| Exercise brief |
Locate the string "false" in the records below. Copy every line where it occurs.
+ + + + +
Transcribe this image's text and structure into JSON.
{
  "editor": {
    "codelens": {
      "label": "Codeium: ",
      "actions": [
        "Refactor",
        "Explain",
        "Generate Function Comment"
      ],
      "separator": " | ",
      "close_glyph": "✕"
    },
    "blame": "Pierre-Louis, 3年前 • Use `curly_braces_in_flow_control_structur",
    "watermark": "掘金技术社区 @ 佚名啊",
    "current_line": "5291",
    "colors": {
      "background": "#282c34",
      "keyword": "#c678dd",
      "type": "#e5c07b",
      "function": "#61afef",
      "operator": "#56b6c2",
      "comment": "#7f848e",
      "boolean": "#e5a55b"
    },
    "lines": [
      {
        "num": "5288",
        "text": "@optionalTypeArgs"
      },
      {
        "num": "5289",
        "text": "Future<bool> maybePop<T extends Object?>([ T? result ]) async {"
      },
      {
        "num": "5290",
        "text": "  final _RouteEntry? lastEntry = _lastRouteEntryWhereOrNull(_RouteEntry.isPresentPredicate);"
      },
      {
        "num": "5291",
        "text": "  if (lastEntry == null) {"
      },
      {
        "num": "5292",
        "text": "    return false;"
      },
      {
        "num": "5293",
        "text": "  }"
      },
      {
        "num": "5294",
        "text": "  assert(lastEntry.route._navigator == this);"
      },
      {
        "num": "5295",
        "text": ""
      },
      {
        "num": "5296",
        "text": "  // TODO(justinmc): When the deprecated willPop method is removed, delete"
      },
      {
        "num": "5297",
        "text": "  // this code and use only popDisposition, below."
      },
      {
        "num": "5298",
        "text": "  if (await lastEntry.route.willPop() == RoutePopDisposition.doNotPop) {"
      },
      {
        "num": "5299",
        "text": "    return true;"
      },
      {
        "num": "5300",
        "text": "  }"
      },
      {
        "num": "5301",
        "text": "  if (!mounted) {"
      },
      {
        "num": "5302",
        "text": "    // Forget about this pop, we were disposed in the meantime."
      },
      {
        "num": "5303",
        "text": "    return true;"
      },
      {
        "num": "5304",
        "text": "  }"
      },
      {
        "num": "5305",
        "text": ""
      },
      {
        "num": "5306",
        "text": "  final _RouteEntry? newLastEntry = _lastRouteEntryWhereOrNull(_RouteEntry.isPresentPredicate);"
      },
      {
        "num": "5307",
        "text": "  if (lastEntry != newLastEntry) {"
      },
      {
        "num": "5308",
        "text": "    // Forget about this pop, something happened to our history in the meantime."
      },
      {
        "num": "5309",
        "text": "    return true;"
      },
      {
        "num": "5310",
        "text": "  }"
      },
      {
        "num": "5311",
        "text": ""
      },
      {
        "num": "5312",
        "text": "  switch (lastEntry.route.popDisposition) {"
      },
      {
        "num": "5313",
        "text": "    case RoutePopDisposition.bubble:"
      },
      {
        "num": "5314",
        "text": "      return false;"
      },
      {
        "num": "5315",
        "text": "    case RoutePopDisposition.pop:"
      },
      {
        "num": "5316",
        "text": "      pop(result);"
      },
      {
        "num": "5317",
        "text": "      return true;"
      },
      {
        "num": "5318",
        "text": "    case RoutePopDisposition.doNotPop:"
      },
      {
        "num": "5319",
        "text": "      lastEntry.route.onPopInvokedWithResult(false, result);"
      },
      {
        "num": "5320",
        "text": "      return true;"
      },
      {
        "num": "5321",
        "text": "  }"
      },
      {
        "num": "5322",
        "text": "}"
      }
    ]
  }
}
+ + + + +
| Solved exercise |
        "text": "    return false;"
        "text": "      return false;"
        "text": "      lastEntry.route.onPopInvokedWithResult(false, result);"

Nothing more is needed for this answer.